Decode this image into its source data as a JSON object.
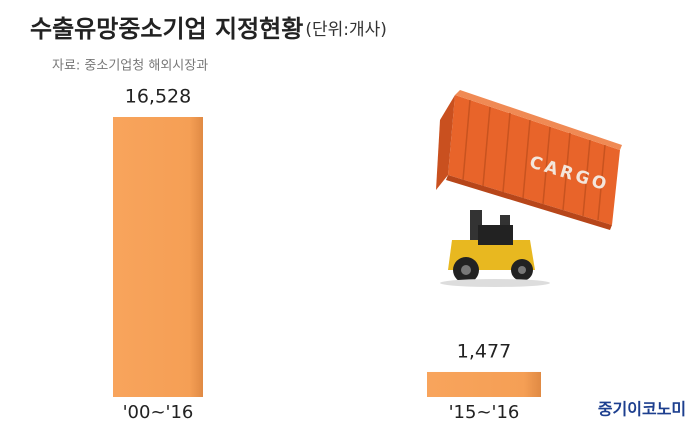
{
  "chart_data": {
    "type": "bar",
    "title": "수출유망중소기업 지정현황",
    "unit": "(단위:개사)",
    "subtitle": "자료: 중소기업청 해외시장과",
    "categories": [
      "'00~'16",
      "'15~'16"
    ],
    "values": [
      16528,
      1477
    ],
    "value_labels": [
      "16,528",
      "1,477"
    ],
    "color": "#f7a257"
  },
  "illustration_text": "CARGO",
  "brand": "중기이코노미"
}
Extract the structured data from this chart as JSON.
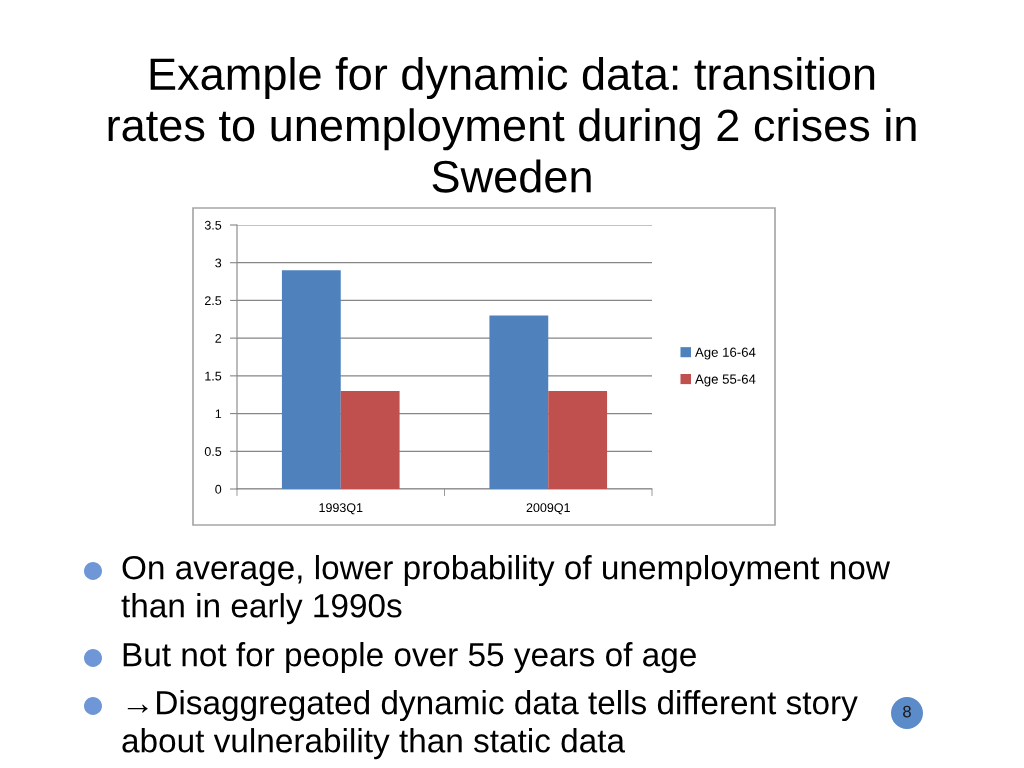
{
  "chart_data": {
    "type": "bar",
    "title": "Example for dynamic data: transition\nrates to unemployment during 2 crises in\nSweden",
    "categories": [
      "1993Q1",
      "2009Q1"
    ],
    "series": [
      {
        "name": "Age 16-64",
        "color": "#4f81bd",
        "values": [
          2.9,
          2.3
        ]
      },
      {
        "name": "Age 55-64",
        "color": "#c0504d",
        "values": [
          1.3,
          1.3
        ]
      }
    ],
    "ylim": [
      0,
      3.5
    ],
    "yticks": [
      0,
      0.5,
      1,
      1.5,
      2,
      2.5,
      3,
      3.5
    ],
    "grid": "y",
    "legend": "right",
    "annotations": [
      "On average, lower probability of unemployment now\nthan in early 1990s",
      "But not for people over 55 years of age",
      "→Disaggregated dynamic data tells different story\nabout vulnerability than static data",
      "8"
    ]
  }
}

◇ ◇ ◇ ◇

Identify and extract each line of the listing that contains "this".

Decode this image into its source data as a JSON object.
Extract the structured data from this chart as JSON.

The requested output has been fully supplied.